═══ Dataset rows

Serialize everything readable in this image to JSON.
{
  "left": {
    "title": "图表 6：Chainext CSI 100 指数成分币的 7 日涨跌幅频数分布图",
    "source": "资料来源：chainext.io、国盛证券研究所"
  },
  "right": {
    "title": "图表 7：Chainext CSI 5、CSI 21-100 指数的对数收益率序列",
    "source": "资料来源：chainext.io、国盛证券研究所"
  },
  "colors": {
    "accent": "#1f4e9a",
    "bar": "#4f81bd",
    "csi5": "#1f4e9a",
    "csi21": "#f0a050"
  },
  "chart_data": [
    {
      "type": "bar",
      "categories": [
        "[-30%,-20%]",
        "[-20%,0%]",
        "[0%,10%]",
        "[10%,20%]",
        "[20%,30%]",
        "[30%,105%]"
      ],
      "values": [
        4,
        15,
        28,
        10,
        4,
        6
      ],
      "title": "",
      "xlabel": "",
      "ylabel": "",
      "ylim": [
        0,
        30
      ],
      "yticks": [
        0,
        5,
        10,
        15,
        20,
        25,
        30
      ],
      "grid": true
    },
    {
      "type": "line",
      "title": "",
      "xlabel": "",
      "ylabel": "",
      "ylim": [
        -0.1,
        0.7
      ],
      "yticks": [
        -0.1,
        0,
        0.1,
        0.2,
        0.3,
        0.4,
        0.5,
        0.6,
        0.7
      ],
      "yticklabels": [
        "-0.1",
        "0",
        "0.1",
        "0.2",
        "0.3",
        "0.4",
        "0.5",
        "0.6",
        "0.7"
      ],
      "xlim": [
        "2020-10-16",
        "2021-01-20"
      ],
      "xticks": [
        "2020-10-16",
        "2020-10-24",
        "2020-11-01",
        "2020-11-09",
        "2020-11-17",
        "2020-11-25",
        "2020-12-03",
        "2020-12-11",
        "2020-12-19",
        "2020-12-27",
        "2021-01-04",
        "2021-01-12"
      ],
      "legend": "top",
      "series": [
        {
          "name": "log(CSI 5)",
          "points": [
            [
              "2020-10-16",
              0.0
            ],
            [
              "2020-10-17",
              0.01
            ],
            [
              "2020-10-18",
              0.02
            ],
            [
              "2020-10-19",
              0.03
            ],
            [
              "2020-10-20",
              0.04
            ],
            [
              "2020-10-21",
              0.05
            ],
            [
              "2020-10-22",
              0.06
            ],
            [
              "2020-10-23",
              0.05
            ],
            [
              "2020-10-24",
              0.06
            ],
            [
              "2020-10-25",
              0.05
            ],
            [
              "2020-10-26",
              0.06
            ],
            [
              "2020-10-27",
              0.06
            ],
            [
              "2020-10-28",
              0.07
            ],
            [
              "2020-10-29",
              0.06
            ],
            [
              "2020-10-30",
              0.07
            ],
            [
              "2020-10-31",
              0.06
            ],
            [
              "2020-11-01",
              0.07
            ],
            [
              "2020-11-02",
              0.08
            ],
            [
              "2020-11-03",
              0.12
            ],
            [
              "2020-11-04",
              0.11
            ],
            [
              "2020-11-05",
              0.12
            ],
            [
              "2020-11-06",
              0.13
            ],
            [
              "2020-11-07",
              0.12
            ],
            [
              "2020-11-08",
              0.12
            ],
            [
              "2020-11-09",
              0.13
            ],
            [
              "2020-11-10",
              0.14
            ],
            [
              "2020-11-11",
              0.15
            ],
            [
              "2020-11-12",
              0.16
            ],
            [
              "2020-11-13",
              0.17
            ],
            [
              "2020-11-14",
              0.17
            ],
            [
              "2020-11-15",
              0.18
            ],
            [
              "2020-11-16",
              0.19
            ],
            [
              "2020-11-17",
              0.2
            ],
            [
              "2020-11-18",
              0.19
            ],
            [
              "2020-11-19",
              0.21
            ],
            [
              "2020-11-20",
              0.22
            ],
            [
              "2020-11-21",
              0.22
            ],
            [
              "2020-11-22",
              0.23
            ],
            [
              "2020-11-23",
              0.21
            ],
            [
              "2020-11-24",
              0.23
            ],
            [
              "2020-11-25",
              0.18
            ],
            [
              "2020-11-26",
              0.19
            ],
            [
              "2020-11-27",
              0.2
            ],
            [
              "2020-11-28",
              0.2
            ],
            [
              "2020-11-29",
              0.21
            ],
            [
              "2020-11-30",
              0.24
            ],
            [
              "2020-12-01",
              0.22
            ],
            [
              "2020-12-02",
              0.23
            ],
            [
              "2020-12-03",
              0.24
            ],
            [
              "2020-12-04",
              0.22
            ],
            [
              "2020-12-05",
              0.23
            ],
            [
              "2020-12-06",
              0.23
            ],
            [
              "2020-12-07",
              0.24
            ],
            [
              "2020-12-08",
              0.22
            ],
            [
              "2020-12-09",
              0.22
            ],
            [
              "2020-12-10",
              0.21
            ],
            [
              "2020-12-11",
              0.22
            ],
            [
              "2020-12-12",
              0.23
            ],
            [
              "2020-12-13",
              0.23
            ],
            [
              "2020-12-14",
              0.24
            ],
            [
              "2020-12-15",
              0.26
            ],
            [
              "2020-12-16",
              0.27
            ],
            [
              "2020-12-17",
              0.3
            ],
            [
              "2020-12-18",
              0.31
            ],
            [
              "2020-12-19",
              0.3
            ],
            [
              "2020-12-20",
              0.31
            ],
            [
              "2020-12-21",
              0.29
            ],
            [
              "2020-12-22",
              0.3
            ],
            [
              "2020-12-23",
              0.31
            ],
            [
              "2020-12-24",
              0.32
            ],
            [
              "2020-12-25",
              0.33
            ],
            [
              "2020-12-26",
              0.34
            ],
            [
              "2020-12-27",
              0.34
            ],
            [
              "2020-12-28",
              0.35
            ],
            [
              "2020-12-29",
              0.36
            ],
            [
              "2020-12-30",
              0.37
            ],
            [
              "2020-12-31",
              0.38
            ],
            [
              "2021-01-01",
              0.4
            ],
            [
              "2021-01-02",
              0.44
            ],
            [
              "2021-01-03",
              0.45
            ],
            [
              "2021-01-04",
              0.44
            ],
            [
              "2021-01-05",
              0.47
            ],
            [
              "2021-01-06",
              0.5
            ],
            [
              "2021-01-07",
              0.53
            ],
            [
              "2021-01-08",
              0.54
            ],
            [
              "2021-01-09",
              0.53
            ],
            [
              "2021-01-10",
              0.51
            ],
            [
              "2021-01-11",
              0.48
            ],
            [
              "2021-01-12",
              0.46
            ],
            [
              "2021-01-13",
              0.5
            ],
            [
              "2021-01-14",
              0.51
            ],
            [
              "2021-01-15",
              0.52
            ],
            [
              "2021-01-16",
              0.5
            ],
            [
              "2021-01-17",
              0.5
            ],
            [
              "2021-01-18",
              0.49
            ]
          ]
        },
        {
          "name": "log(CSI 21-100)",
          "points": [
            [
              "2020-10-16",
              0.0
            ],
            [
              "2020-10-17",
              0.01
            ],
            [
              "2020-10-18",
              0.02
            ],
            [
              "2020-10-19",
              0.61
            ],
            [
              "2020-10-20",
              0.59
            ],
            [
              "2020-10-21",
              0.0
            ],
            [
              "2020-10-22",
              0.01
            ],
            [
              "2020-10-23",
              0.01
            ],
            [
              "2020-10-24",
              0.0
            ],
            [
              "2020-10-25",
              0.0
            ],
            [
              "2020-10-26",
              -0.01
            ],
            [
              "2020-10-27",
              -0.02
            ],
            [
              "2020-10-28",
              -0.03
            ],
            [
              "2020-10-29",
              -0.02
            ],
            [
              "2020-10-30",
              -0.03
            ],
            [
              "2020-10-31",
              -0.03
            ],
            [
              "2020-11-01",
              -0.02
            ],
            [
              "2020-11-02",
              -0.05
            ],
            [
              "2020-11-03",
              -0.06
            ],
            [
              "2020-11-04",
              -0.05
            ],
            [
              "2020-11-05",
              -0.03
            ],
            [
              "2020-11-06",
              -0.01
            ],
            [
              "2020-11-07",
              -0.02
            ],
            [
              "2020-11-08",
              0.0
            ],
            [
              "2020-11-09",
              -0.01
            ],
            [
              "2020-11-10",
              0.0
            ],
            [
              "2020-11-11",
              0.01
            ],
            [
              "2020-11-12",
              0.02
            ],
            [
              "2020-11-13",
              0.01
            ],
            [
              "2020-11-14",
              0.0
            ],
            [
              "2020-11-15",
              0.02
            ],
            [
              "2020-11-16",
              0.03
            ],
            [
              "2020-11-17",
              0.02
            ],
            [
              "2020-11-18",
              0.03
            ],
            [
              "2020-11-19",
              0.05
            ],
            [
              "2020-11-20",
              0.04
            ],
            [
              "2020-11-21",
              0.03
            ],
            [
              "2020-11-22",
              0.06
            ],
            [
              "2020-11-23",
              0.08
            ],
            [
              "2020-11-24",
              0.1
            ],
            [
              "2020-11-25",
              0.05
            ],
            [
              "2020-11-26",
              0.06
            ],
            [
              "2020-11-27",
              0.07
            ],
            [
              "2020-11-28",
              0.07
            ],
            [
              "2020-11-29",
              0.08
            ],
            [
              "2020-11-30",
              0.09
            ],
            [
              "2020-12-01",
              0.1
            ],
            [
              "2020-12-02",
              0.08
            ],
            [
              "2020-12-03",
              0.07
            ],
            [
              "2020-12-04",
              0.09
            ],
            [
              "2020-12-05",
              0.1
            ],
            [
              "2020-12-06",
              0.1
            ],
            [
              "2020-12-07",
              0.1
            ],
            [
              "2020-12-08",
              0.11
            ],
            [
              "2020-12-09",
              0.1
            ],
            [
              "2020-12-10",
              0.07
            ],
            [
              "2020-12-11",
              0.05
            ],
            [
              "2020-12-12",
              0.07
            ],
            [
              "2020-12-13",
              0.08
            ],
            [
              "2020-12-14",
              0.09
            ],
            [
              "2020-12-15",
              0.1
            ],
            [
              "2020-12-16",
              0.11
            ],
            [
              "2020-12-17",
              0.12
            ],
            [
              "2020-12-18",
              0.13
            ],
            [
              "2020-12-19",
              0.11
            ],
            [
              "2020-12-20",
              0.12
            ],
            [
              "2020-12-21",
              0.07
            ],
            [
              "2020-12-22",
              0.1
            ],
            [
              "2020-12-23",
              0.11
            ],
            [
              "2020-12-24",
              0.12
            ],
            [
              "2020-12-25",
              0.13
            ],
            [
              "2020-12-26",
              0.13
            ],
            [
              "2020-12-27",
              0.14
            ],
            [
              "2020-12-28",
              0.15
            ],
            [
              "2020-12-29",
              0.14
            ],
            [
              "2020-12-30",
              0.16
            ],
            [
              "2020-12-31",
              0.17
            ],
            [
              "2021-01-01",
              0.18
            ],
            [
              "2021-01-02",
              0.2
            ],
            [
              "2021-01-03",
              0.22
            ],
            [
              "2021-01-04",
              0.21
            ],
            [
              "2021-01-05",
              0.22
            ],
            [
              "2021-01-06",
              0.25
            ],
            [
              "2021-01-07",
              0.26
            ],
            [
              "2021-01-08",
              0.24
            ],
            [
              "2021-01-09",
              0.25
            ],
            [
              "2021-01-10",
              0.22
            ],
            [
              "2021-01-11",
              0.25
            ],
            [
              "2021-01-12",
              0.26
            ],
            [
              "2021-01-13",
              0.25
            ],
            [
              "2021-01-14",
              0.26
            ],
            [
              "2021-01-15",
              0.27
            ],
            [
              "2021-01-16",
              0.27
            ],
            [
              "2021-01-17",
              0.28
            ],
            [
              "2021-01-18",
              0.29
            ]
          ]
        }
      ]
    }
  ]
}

══════

- Problem to work on:
Locate the string "title" in the listing above and copy every line where it occurs.

- Output for this exercise:
    "title": "图表 6：Chainext CSI 100 指数成分币的 7 日涨跌幅频数分布图",
    "title": "图表 7：Chainext CSI 5、CSI 21-100 指数的对数收益率序列",
      "title": "",
      "title": "",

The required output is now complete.